▸ Required work
Quote every line of the entries below verbatim, leaving nothing out and changing nothing.

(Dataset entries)
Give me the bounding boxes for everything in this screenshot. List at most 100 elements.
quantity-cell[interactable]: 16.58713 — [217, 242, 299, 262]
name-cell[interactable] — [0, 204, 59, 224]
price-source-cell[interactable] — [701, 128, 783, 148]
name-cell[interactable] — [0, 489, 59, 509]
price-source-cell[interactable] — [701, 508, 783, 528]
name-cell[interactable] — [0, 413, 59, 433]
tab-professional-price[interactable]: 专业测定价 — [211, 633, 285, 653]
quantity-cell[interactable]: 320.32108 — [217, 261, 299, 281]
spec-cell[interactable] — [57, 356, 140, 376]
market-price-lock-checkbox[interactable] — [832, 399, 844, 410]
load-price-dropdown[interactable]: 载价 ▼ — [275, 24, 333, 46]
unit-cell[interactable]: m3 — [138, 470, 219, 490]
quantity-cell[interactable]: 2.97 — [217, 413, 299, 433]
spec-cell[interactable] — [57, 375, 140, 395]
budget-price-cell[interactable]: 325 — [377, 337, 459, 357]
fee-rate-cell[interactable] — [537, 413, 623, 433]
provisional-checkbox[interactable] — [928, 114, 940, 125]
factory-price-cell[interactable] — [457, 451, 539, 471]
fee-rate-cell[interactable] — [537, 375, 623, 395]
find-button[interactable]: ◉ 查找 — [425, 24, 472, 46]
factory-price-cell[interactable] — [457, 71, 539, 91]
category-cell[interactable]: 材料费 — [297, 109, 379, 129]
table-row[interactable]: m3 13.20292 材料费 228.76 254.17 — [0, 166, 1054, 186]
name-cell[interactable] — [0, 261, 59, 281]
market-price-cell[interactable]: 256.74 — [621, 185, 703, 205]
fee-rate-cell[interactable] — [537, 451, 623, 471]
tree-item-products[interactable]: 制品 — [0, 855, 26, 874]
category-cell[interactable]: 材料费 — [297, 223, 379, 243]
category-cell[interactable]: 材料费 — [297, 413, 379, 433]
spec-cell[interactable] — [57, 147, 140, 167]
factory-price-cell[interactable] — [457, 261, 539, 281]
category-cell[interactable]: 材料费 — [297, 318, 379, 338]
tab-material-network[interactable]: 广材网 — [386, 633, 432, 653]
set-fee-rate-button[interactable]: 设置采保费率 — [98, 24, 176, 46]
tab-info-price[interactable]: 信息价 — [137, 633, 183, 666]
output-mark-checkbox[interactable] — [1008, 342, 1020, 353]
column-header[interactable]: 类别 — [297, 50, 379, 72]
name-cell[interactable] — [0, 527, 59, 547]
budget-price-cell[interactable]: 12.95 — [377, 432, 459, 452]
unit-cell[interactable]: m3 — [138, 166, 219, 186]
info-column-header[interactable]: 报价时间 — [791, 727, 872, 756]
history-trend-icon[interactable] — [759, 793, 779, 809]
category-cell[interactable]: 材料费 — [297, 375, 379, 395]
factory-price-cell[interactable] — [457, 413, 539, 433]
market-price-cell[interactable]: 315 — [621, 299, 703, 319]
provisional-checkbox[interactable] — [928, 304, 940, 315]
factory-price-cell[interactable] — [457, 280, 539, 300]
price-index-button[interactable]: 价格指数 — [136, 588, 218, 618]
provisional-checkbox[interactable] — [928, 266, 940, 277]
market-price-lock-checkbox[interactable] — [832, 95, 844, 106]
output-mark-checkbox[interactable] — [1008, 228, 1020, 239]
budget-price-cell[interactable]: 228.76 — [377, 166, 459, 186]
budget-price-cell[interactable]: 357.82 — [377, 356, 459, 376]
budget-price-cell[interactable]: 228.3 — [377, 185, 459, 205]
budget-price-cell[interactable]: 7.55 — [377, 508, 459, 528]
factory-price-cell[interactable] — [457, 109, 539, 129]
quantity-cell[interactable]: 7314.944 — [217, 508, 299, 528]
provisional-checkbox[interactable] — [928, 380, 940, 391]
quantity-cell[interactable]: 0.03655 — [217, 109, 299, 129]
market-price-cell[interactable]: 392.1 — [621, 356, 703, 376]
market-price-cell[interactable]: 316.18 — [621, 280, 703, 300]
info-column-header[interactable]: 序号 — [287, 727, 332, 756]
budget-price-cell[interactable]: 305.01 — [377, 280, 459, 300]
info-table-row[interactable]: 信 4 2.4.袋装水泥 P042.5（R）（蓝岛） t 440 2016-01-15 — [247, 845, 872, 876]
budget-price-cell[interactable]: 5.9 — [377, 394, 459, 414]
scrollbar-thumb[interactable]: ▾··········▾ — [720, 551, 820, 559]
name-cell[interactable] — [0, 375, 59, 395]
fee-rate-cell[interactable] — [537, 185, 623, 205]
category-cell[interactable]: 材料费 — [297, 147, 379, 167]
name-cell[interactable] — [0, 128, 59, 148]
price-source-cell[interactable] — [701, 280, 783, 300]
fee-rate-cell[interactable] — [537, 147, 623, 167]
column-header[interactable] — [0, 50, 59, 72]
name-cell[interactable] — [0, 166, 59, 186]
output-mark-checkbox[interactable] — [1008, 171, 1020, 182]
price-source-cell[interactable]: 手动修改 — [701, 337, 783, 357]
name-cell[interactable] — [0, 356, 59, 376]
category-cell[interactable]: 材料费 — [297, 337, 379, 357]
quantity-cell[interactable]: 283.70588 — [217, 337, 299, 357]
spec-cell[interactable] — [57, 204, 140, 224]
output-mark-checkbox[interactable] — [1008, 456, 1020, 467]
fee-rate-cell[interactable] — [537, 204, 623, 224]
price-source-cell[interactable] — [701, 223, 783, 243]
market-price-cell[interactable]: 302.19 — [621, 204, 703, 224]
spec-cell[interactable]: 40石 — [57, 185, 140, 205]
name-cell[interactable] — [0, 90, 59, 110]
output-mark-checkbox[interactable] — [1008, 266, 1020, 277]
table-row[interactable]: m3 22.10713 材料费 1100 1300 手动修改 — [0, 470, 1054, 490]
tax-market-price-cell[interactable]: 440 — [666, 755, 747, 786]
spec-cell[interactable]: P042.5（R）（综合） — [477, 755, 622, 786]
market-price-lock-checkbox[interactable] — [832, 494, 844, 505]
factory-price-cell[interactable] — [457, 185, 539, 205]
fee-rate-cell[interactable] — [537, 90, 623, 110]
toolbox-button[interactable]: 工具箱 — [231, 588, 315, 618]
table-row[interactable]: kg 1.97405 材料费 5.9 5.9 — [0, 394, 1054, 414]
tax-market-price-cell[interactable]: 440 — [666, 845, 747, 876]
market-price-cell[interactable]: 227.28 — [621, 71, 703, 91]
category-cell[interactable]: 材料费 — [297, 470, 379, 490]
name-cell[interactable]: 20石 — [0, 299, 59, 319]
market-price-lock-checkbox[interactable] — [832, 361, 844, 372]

▸ Correct result
Give me the bounding boxes for everything in this screenshot. List at most 100 elements.
quantity-cell[interactable]: 16.58713 — [217, 242, 299, 262]
name-cell[interactable] — [0, 204, 59, 224]
price-source-cell[interactable] — [701, 128, 783, 148]
name-cell[interactable] — [0, 489, 59, 509]
price-source-cell[interactable] — [701, 508, 783, 528]
name-cell[interactable] — [0, 413, 59, 433]
tab-professional-price[interactable]: 专业测定价 — [211, 633, 285, 653]
quantity-cell[interactable]: 320.32108 — [217, 261, 299, 281]
spec-cell[interactable] — [57, 356, 140, 376]
market-price-lock-checkbox[interactable] — [832, 399, 844, 410]
load-price-dropdown[interactable]: 载价 ▼ — [275, 24, 333, 46]
unit-cell[interactable]: m3 — [138, 470, 219, 490]
quantity-cell[interactable]: 2.97 — [217, 413, 299, 433]
spec-cell[interactable] — [57, 375, 140, 395]
budget-price-cell[interactable]: 325 — [377, 337, 459, 357]
fee-rate-cell[interactable] — [537, 413, 623, 433]
provisional-checkbox[interactable] — [928, 114, 940, 125]
factory-price-cell[interactable] — [457, 451, 539, 471]
fee-rate-cell[interactable] — [537, 375, 623, 395]
find-button[interactable]: ◉ 查找 — [425, 24, 472, 46]
factory-price-cell[interactable] — [457, 71, 539, 91]
category-cell[interactable]: 材料费 — [297, 109, 379, 129]
table-row[interactable]: m3 13.20292 材料费 228.76 254.17 — [0, 166, 1054, 186]
name-cell[interactable] — [0, 261, 59, 281]
market-price-cell[interactable]: 256.74 — [621, 185, 703, 205]
fee-rate-cell[interactable] — [537, 451, 623, 471]
tree-item-products[interactable]: 制品 — [0, 855, 26, 874]
category-cell[interactable]: 材料费 — [297, 223, 379, 243]
category-cell[interactable]: 材料费 — [297, 413, 379, 433]
spec-cell[interactable] — [57, 147, 140, 167]
factory-price-cell[interactable] — [457, 261, 539, 281]
category-cell[interactable]: 材料费 — [297, 318, 379, 338]
tab-material-network[interactable]: 广材网 — [386, 633, 432, 653]
set-fee-rate-button[interactable]: 设置采保费率 — [98, 24, 176, 46]
tab-info-price[interactable]: 信息价 — [137, 633, 183, 666]
output-mark-checkbox[interactable] — [1008, 342, 1020, 353]
column-header[interactable]: 类别 — [297, 50, 379, 72]
name-cell[interactable] — [0, 527, 59, 547]
budget-price-cell[interactable]: 12.95 — [377, 432, 459, 452]
unit-cell[interactable]: m3 — [138, 166, 219, 186]
info-column-header[interactable]: 报价时间 — [791, 727, 872, 756]
history-trend-icon[interactable] — [759, 793, 779, 809]
category-cell[interactable]: 材料费 — [297, 375, 379, 395]
factory-price-cell[interactable] — [457, 413, 539, 433]
market-price-cell[interactable]: 315 — [621, 299, 703, 319]
provisional-checkbox[interactable] — [928, 304, 940, 315]
factory-price-cell[interactable] — [457, 280, 539, 300]
price-index-button[interactable]: 价格指数 — [136, 588, 218, 618]
provisional-checkbox[interactable] — [928, 266, 940, 277]
market-price-lock-checkbox[interactable] — [832, 95, 844, 106]
output-mark-checkbox[interactable] — [1008, 228, 1020, 239]
budget-price-cell[interactable]: 228.76 — [377, 166, 459, 186]
budget-price-cell[interactable]: 357.82 — [377, 356, 459, 376]
budget-price-cell[interactable]: 228.3 — [377, 185, 459, 205]
budget-price-cell[interactable]: 7.55 — [377, 508, 459, 528]
factory-price-cell[interactable] — [457, 109, 539, 129]
quantity-cell[interactable]: 7314.944 — [217, 508, 299, 528]
provisional-checkbox[interactable] — [928, 380, 940, 391]
quantity-cell[interactable]: 0.03655 — [217, 109, 299, 129]
market-price-cell[interactable]: 392.1 — [621, 356, 703, 376]
market-price-cell[interactable]: 316.18 — [621, 280, 703, 300]
info-column-header[interactable]: 序号 — [287, 727, 332, 756]
budget-price-cell[interactable]: 305.01 — [377, 280, 459, 300]
info-table-row[interactable]: 信 4 2.4.袋装水泥 P042.5（R）（蓝岛） t 440 2016-01-15 — [247, 845, 872, 876]
budget-price-cell[interactable]: 5.9 — [377, 394, 459, 414]
scrollbar-thumb[interactable]: ▾··········▾ — [720, 551, 820, 559]
name-cell[interactable] — [0, 375, 59, 395]
fee-rate-cell[interactable] — [537, 185, 623, 205]
category-cell[interactable]: 材料费 — [297, 147, 379, 167]
name-cell[interactable] — [0, 128, 59, 148]
price-source-cell[interactable] — [701, 280, 783, 300]
fee-rate-cell[interactable] — [537, 147, 623, 167]
column-header[interactable] — [0, 50, 59, 72]
name-cell[interactable] — [0, 166, 59, 186]
output-mark-checkbox[interactable] — [1008, 171, 1020, 182]
price-source-cell[interactable]: 手动修改 — [701, 337, 783, 357]
name-cell[interactable] — [0, 356, 59, 376]
category-cell[interactable]: 材料费 — [297, 337, 379, 357]
quantity-cell[interactable]: 283.70588 — [217, 337, 299, 357]
spec-cell[interactable] — [57, 204, 140, 224]
output-mark-checkbox[interactable] — [1008, 456, 1020, 467]
fee-rate-cell[interactable] — [537, 204, 623, 224]
price-source-cell[interactable] — [701, 223, 783, 243]
market-price-cell[interactable]: 302.19 — [621, 204, 703, 224]
spec-cell[interactable]: 40石 — [57, 185, 140, 205]
name-cell[interactable] — [0, 90, 59, 110]
output-mark-checkbox[interactable] — [1008, 266, 1020, 277]
table-row[interactable]: m3 22.10713 材料费 1100 1300 手动修改 — [0, 470, 1054, 490]
tax-market-price-cell[interactable]: 440 — [666, 755, 747, 786]
spec-cell[interactable]: P042.5（R）（综合） — [477, 755, 622, 786]
market-price-lock-checkbox[interactable] — [832, 494, 844, 505]
factory-price-cell[interactable] — [457, 185, 539, 205]
fee-rate-cell[interactable] — [537, 90, 623, 110]
toolbox-button[interactable]: 工具箱 — [231, 588, 315, 618]
table-row[interactable]: kg 1.97405 材料费 5.9 5.9 — [0, 394, 1054, 414]
tax-market-price-cell[interactable]: 440 — [666, 845, 747, 876]
market-price-cell[interactable]: 227.28 — [621, 71, 703, 91]
category-cell[interactable]: 材料费 — [297, 470, 379, 490]
name-cell[interactable]: 20石 — [0, 299, 59, 319]
market-price-lock-checkbox[interactable] — [832, 361, 844, 372]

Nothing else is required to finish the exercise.